## PROBLEM STATEMENT
Read the lines below and count those that have the word "name". Respond with the number only.

## EXCERPTED RECORDS
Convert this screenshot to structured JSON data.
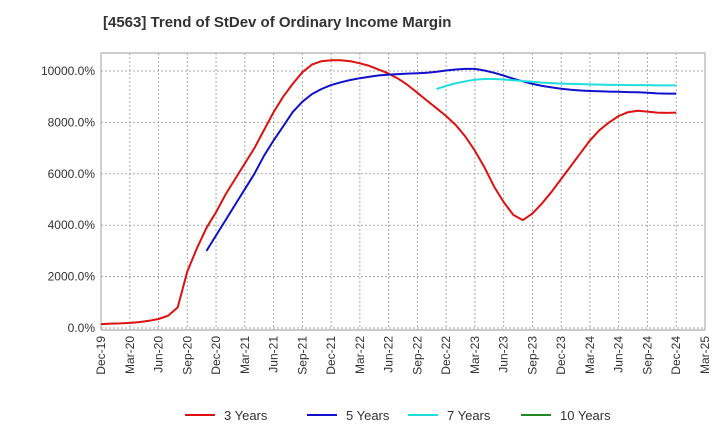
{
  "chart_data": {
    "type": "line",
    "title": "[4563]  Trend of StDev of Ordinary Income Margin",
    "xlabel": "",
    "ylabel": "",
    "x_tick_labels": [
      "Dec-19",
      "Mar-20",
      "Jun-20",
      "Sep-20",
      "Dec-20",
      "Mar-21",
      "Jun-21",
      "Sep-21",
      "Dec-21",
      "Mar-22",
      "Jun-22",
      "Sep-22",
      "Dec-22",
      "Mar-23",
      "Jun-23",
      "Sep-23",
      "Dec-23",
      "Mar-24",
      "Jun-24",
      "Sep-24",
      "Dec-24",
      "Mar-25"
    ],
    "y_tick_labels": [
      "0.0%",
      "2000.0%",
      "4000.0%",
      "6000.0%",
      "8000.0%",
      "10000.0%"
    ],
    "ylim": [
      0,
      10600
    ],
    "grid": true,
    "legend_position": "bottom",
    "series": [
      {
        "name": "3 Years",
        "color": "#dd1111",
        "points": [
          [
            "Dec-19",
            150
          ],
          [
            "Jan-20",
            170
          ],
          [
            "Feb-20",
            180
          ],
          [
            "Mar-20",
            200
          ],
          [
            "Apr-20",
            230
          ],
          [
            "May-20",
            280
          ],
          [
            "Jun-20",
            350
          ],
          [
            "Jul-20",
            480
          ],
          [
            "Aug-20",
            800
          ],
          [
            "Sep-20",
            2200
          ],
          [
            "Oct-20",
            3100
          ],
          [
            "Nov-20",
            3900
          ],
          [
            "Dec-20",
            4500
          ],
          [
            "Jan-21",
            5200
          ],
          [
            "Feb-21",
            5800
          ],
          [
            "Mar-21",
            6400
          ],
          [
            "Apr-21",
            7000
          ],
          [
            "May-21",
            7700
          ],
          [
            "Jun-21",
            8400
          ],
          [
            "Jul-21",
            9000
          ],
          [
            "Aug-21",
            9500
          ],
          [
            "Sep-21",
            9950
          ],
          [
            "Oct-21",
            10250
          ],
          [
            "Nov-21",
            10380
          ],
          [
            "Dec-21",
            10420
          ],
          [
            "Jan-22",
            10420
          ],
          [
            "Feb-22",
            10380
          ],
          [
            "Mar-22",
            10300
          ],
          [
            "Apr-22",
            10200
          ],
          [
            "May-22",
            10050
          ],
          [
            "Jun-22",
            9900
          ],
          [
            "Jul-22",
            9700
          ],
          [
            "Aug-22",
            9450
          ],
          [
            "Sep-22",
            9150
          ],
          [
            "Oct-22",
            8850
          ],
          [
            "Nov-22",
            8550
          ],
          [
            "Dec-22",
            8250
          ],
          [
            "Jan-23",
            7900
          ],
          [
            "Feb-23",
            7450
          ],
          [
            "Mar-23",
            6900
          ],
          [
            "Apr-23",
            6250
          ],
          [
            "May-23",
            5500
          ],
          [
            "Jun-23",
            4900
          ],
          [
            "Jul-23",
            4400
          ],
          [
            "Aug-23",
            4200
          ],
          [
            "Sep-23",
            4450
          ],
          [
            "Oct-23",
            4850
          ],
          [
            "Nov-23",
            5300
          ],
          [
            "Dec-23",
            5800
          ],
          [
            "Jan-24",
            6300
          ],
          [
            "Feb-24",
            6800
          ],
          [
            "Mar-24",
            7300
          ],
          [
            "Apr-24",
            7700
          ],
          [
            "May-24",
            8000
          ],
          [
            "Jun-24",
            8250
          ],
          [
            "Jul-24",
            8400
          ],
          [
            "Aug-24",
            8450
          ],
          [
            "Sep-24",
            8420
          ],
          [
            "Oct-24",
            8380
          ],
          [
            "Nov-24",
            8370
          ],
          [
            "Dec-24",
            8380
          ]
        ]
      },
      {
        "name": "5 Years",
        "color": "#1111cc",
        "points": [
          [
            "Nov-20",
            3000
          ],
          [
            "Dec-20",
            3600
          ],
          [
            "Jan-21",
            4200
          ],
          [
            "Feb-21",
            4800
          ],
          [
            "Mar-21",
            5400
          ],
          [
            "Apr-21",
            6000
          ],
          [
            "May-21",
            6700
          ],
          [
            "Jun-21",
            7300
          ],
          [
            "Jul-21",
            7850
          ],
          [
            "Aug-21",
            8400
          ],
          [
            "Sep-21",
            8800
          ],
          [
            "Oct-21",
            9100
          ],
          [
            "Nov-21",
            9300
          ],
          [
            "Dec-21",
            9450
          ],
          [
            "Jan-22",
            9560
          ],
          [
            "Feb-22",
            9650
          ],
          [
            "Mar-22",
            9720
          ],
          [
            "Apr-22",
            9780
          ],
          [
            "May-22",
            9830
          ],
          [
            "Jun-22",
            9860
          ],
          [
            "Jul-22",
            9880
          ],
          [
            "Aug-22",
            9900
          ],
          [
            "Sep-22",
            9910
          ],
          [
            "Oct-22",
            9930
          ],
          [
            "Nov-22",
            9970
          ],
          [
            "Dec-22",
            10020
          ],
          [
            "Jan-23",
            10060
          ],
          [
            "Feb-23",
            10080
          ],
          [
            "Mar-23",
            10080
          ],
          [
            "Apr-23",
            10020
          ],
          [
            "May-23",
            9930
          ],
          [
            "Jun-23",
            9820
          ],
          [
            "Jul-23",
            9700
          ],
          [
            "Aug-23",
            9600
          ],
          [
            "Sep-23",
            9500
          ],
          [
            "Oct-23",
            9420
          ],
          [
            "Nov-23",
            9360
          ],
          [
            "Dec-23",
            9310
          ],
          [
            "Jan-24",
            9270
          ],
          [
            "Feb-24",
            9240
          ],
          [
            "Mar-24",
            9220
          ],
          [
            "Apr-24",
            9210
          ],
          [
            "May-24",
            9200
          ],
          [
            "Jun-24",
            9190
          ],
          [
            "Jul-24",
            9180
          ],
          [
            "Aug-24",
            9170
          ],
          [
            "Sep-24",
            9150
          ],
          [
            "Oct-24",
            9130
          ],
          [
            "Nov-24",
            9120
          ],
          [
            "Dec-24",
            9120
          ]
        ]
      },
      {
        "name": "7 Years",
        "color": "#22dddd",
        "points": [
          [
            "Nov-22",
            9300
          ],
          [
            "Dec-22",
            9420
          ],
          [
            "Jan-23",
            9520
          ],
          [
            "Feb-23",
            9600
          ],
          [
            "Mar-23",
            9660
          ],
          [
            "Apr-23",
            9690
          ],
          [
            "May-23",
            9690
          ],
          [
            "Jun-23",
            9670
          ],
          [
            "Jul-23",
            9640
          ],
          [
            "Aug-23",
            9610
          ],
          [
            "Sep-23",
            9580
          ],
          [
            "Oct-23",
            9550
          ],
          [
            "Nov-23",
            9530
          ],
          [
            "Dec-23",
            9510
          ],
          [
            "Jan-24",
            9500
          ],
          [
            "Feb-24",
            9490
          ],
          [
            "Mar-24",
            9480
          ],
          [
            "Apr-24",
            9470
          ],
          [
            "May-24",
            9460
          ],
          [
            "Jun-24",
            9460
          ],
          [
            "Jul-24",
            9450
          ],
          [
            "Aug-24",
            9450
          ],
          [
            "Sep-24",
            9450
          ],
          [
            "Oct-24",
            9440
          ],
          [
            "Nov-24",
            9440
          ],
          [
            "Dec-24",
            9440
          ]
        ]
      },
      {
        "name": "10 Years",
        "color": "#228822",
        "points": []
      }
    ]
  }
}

...

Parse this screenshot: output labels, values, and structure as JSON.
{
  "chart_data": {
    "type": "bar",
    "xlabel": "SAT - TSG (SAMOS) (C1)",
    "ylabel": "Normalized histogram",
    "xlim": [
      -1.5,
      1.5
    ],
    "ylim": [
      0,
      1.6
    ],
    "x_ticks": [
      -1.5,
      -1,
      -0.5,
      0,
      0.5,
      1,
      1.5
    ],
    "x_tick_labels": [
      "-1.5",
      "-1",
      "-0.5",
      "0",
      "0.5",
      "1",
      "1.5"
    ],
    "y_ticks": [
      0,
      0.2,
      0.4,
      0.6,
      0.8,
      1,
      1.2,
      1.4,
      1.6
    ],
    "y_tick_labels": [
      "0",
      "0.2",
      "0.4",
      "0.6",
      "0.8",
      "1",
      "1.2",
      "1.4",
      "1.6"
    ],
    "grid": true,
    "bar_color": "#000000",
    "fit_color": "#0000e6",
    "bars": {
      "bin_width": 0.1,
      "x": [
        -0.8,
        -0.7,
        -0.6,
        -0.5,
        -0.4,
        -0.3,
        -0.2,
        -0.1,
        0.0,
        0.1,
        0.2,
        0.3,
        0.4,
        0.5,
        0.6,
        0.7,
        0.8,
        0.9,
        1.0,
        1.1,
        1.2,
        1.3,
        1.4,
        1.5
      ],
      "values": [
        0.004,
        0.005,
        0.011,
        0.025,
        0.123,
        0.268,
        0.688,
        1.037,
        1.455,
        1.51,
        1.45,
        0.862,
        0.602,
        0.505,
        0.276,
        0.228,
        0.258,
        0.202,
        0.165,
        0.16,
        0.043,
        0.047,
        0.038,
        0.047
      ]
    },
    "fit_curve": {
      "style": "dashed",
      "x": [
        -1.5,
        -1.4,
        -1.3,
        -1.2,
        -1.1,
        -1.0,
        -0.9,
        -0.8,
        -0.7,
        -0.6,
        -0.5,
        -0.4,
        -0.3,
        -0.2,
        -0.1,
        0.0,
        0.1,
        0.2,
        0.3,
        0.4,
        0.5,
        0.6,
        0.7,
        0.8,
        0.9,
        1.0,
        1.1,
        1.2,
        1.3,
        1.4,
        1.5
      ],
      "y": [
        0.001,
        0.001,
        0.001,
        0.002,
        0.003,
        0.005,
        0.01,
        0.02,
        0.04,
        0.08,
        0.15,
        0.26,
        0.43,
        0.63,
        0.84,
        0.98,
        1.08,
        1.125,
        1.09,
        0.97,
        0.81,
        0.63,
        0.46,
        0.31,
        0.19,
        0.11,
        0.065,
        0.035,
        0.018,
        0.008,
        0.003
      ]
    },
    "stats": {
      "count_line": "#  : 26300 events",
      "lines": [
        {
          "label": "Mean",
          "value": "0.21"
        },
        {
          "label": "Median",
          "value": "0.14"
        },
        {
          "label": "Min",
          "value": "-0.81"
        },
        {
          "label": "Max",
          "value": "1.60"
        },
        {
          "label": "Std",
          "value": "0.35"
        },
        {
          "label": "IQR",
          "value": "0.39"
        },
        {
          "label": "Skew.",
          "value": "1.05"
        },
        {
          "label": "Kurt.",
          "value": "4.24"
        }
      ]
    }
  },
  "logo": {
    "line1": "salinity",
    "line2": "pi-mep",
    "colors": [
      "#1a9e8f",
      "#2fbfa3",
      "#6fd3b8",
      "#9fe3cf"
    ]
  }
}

* * *

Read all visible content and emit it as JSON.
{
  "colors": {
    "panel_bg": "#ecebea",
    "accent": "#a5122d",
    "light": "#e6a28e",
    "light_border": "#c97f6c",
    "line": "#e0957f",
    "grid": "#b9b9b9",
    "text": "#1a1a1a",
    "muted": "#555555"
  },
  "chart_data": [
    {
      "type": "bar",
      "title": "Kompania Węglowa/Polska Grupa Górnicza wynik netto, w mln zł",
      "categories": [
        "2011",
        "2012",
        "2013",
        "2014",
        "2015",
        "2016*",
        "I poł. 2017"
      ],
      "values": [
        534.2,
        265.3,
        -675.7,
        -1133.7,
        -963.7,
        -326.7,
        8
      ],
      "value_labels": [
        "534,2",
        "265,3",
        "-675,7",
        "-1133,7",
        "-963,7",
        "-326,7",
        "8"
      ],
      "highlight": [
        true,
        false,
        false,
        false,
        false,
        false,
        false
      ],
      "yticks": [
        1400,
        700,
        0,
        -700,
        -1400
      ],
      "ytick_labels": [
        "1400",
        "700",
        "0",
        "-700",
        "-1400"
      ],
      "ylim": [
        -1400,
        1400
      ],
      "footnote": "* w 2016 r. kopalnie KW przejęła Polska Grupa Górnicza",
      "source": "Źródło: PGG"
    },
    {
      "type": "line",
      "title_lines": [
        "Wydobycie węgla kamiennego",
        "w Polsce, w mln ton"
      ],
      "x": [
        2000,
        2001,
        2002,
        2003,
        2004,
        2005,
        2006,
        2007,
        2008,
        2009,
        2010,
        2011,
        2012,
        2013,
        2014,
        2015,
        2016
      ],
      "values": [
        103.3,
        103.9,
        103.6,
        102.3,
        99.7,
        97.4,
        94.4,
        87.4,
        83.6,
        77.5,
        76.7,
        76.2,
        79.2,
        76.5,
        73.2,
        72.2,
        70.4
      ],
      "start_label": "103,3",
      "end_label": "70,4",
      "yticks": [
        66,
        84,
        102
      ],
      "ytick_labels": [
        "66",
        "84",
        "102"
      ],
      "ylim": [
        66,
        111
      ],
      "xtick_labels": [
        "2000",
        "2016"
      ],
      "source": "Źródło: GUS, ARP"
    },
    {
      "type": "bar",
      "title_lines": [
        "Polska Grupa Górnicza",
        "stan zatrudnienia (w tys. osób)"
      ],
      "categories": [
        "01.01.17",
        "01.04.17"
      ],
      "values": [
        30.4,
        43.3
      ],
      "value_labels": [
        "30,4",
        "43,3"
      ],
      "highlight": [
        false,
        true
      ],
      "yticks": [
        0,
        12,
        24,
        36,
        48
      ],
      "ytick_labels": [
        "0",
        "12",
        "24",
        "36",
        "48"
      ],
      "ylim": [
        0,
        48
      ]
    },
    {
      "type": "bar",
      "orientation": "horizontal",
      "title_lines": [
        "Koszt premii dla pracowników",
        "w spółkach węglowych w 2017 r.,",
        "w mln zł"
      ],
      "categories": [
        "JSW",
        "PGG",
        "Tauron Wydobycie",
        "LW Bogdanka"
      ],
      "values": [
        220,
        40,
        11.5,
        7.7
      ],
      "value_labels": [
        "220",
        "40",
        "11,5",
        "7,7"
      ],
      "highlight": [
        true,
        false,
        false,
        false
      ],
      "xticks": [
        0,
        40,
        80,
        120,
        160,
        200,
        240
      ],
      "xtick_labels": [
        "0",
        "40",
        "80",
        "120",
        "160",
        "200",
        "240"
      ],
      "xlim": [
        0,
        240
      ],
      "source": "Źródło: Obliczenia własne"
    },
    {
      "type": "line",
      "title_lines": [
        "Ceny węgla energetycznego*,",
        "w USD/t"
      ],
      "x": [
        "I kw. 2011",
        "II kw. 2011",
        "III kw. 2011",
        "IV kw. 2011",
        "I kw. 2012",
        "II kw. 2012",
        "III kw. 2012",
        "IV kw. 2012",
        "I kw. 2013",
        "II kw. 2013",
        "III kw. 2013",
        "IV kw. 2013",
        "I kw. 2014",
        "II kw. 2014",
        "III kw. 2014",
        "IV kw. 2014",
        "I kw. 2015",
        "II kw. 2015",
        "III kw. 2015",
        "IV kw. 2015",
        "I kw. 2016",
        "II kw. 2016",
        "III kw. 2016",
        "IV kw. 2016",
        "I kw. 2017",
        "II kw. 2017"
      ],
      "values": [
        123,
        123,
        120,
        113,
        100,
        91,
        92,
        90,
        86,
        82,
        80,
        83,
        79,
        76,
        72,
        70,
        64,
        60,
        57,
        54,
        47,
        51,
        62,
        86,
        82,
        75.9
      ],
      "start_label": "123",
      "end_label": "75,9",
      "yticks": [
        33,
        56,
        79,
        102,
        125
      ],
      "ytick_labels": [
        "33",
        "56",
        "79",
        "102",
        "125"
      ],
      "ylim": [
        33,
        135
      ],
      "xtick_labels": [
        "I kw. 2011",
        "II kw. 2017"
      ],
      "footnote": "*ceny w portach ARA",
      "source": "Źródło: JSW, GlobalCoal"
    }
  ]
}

## COMPLETE RESPONSE
4